- [Given task]:
Copy every line that contains the string "Draw" from the entries below.

+++ Provided data

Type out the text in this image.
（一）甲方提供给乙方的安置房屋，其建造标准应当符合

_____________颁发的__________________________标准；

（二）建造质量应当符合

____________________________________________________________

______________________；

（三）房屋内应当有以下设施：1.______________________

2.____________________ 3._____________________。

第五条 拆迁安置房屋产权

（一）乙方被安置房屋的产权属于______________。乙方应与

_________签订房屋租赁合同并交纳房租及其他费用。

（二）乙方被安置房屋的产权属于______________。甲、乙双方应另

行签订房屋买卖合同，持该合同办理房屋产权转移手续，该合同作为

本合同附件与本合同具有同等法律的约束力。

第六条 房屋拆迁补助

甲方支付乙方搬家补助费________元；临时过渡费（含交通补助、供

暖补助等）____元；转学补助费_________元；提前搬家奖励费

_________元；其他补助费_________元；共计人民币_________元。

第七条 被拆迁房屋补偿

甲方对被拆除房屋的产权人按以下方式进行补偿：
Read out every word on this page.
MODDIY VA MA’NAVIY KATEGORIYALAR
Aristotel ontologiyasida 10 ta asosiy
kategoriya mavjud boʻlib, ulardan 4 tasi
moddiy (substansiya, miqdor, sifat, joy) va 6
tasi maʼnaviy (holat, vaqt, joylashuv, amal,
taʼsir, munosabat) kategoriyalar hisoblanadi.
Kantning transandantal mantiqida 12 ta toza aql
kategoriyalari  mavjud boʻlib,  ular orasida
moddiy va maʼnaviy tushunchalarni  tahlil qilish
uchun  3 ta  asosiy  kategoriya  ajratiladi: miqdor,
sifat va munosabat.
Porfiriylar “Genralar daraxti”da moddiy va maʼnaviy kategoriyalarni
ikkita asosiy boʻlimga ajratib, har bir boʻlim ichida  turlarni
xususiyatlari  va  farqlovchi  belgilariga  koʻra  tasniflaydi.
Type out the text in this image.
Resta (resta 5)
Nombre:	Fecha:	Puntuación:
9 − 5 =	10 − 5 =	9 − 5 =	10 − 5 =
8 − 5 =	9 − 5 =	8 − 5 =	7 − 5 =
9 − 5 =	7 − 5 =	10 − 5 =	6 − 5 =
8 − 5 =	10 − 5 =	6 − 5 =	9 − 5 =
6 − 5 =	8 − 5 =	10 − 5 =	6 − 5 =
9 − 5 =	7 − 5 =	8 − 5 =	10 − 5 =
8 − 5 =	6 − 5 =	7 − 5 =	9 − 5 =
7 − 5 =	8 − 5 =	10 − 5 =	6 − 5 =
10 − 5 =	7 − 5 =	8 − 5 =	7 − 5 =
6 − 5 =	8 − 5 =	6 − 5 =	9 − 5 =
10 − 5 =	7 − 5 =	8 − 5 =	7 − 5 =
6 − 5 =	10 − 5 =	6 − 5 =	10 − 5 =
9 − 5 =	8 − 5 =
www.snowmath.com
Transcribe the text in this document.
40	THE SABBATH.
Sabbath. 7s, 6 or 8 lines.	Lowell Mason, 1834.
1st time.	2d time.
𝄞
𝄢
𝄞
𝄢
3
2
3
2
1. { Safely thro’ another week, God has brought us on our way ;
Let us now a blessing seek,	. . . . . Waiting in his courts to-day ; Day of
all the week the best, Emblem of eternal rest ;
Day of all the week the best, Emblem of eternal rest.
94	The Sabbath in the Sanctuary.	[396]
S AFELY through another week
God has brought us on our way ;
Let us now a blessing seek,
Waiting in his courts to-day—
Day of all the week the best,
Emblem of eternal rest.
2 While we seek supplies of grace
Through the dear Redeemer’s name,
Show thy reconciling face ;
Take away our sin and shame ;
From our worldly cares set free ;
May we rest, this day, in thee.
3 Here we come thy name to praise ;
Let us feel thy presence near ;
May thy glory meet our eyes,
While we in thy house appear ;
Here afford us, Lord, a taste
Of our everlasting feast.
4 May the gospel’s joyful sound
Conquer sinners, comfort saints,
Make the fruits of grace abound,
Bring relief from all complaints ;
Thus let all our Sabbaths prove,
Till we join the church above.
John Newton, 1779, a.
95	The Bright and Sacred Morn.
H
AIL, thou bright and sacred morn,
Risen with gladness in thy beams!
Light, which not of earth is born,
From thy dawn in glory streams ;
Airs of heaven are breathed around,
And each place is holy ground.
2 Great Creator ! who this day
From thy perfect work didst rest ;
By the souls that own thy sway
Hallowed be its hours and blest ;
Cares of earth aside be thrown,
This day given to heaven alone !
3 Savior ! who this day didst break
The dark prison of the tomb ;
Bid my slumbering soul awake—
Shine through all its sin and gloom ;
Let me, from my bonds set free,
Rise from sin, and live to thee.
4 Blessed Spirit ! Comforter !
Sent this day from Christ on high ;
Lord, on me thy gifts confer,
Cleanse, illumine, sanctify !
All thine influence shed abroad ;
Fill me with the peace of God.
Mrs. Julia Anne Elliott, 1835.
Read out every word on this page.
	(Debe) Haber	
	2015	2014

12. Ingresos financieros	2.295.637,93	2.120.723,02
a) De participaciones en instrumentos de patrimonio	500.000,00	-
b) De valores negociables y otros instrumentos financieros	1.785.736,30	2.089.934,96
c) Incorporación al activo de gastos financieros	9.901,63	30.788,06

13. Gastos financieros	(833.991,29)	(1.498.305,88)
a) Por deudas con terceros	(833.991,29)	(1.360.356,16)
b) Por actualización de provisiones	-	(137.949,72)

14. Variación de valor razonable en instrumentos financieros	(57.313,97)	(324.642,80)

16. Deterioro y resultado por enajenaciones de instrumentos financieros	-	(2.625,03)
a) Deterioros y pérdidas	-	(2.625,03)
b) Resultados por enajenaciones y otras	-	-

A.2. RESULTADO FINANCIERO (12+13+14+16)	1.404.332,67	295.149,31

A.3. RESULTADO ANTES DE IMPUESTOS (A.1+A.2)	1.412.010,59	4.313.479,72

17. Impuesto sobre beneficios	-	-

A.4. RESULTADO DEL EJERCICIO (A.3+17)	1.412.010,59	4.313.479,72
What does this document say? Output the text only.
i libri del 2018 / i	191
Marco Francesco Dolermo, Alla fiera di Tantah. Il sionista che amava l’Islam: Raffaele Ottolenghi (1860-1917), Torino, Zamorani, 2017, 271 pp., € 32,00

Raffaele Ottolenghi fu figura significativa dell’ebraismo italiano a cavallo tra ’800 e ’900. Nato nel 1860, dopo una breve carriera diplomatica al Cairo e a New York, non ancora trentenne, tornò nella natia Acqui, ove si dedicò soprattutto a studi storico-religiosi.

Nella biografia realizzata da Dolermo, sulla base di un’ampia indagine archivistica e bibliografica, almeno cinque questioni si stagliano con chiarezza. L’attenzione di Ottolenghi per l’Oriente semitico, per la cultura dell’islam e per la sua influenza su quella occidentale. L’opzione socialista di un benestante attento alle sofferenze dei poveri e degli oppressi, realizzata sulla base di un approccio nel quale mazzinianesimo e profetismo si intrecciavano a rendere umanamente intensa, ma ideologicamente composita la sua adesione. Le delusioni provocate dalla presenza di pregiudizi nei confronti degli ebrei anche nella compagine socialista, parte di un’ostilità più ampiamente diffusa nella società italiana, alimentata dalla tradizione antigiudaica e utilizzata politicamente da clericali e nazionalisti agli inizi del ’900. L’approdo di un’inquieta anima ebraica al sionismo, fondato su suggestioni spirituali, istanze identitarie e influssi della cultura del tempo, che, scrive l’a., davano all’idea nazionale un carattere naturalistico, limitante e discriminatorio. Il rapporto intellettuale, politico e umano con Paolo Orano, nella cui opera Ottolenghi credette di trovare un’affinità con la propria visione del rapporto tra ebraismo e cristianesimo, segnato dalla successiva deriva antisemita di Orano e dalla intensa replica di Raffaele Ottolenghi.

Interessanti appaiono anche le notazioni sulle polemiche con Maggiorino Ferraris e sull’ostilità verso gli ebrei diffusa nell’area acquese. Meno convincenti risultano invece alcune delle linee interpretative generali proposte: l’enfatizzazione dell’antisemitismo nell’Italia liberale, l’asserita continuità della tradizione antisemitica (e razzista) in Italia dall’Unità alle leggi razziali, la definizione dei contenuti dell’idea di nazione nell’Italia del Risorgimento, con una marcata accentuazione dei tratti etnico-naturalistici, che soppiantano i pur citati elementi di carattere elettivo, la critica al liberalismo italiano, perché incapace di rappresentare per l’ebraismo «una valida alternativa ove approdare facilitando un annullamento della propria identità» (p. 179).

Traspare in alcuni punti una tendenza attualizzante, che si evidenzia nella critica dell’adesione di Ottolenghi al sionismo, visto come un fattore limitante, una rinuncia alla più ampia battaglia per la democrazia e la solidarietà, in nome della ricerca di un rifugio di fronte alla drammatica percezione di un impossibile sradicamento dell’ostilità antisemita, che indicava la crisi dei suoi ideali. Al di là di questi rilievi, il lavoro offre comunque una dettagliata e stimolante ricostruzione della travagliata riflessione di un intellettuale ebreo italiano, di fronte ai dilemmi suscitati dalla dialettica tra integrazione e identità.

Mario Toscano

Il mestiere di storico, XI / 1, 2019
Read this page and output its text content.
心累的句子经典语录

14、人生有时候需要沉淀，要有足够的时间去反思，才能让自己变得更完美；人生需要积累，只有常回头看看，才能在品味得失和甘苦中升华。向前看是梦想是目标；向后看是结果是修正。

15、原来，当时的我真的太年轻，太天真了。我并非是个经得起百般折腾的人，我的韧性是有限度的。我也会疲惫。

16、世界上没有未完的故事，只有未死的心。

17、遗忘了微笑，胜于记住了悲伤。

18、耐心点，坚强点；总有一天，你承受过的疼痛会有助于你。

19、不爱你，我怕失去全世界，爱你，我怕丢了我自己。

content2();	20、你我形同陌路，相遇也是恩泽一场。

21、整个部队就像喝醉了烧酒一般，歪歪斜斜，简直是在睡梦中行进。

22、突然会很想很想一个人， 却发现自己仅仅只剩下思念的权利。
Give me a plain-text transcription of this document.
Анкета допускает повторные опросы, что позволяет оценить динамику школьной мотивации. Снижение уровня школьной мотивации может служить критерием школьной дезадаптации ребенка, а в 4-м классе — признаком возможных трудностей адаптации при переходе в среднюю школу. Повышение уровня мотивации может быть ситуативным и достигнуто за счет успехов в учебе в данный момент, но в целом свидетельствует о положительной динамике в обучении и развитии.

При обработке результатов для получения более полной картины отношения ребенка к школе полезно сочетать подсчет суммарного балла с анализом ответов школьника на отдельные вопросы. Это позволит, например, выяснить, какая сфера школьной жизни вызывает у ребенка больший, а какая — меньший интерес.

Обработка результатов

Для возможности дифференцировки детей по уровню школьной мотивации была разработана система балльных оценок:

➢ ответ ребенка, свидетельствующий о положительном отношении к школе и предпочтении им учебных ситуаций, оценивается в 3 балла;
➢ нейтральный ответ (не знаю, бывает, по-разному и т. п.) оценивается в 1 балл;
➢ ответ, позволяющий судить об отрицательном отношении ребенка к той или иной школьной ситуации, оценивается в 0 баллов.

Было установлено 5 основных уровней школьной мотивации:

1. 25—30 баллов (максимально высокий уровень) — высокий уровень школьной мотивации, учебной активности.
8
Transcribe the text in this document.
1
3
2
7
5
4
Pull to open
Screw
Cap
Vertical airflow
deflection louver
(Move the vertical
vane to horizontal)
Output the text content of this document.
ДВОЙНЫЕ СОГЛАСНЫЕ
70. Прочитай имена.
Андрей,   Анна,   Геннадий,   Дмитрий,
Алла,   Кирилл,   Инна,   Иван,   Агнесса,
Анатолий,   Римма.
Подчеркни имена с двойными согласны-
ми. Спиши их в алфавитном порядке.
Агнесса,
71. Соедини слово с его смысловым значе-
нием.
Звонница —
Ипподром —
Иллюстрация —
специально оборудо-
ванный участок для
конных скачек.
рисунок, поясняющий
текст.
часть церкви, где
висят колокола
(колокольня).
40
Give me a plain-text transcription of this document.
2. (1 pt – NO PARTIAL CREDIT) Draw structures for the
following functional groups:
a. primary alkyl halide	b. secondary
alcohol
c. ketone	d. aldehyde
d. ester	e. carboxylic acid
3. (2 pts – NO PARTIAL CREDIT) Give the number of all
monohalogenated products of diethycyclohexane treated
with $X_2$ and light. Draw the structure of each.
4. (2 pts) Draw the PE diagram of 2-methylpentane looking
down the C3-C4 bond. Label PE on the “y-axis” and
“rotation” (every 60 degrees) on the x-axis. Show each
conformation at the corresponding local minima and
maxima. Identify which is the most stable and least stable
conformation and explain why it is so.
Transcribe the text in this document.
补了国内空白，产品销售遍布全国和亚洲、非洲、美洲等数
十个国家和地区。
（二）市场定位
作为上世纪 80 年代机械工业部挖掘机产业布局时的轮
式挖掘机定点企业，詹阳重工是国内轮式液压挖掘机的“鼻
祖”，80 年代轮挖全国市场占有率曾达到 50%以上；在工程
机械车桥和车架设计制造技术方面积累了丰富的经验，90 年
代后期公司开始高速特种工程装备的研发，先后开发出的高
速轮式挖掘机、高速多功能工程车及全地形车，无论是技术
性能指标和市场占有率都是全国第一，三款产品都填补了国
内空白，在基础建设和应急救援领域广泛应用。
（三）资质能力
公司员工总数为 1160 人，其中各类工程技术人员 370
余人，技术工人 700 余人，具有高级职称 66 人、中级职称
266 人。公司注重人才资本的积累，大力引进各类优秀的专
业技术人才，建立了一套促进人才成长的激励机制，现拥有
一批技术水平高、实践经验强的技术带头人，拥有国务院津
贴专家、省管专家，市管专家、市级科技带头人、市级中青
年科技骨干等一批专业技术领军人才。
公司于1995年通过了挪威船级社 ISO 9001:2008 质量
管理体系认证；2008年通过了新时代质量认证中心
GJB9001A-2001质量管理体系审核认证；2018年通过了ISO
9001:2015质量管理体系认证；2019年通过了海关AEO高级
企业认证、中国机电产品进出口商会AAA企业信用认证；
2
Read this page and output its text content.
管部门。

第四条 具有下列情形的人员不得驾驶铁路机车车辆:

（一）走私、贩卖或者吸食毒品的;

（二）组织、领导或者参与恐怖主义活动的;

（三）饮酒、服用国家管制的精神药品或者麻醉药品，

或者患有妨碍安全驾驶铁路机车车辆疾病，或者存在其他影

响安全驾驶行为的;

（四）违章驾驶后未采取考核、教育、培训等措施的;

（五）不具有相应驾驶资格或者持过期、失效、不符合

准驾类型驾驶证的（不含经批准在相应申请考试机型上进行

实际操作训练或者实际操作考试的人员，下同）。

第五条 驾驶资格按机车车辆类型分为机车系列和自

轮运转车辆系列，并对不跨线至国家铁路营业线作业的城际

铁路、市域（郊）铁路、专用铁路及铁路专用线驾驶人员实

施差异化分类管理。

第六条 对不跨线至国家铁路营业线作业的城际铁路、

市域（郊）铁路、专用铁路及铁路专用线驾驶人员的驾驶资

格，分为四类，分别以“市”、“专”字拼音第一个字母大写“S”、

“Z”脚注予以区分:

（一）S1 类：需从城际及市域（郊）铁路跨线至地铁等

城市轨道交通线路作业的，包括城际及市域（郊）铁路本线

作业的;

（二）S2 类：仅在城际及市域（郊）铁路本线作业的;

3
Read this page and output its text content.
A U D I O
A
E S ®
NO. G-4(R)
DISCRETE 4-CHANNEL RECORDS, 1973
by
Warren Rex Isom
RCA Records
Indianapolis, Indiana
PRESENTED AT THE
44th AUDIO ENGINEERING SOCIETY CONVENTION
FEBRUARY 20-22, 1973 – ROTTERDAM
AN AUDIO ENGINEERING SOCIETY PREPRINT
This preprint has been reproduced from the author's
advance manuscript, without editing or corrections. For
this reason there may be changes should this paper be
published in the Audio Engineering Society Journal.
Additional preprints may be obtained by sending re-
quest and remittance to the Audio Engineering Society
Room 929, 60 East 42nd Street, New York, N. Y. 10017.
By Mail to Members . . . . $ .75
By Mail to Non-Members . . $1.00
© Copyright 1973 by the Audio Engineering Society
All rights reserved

++++++

- [Solution for this exercise]:
2. (1 pt – NO PARTIAL CREDIT) Draw structures for the
with $X_2$ and light. Draw the structure of each.
4. (2 pts) Draw the PE diagram of 2-methylpentane looking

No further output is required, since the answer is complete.